_EXERCISE INSTRUCTIONS_: Find each line with the string "Penumbral" and copy it.

_TASK MATERIAL_:

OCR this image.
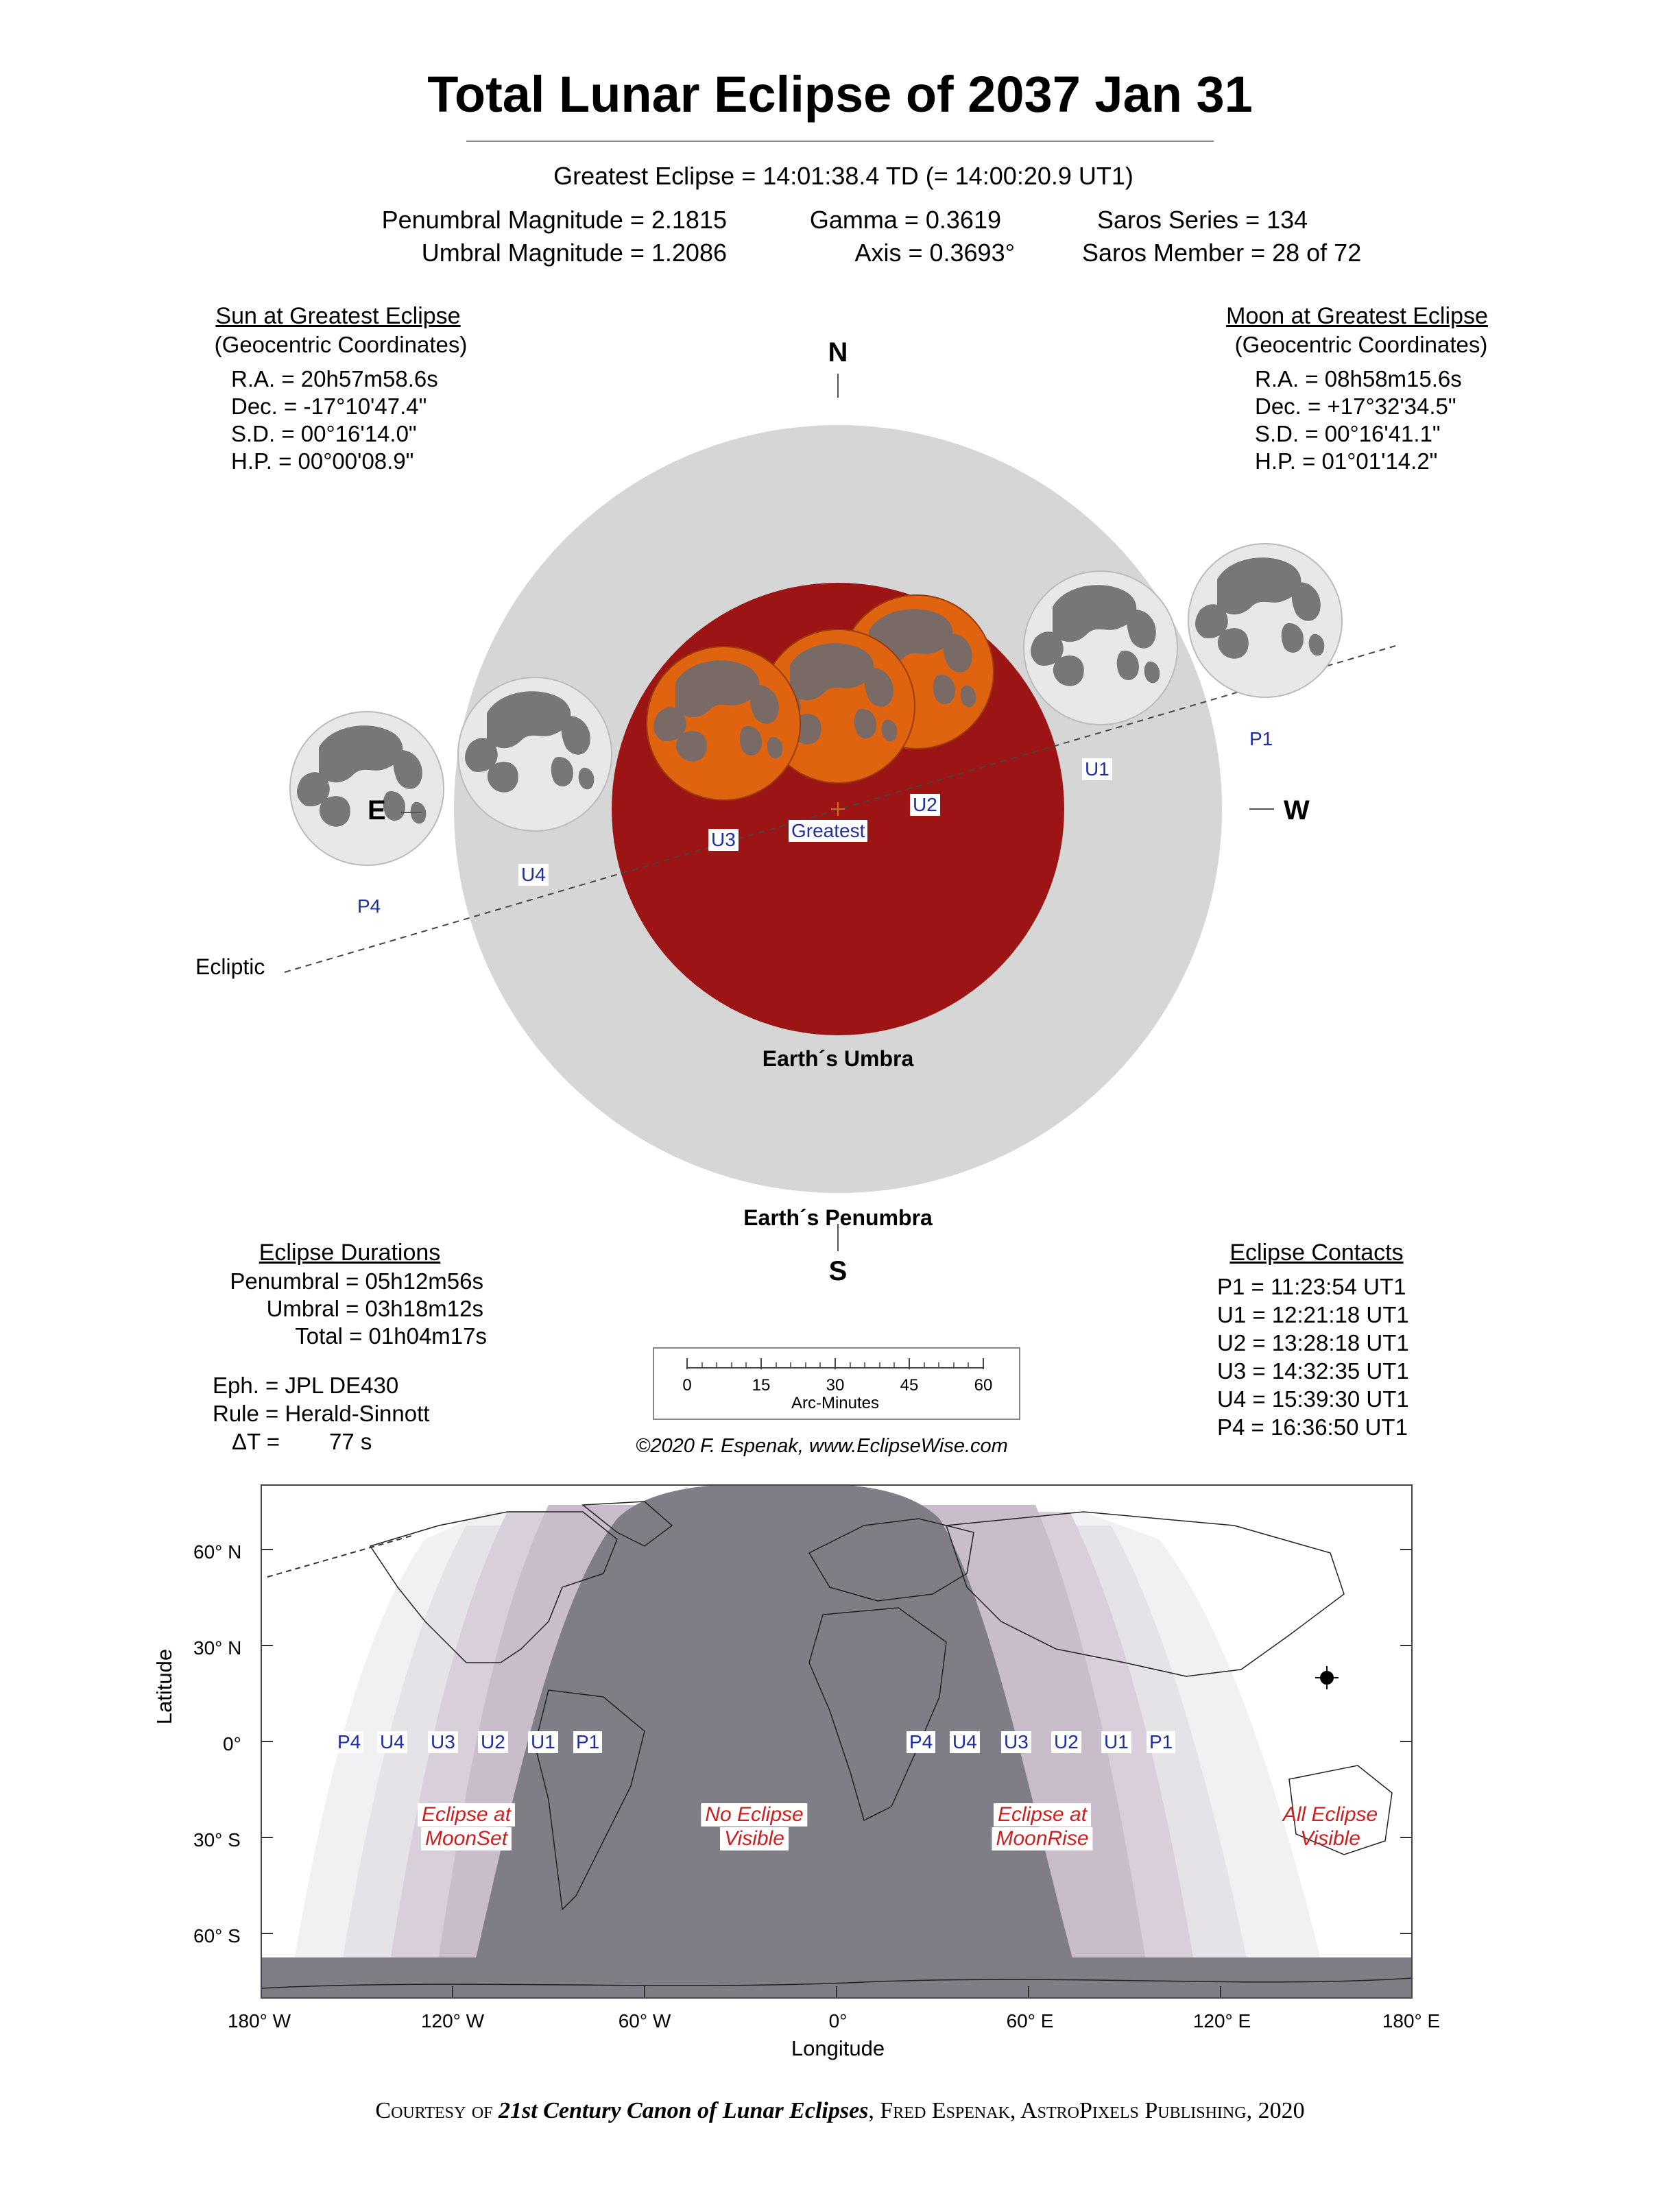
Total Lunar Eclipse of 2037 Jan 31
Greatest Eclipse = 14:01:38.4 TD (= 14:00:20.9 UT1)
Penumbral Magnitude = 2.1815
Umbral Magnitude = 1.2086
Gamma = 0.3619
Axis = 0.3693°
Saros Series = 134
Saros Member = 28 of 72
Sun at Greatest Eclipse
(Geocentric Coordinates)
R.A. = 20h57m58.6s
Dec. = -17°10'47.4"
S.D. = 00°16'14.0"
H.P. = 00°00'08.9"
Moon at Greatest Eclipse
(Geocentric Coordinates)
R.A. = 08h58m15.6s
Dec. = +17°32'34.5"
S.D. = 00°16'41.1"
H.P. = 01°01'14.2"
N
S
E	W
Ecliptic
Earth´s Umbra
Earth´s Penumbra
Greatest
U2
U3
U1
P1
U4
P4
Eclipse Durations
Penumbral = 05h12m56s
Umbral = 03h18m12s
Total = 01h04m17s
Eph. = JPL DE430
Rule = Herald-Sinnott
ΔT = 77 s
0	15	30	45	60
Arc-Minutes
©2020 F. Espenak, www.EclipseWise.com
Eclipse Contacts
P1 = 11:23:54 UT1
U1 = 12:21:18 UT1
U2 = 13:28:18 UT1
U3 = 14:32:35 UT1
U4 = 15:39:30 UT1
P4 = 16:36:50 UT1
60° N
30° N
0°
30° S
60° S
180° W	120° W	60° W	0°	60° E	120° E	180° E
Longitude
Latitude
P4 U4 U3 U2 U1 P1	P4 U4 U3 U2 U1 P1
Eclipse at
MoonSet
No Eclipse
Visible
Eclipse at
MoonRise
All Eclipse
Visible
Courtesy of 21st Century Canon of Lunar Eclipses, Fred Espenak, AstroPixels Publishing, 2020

_RESULT OF THE EXERCISE_:
Penumbral Magnitude = 2.1815
Penumbral = 05h12m56s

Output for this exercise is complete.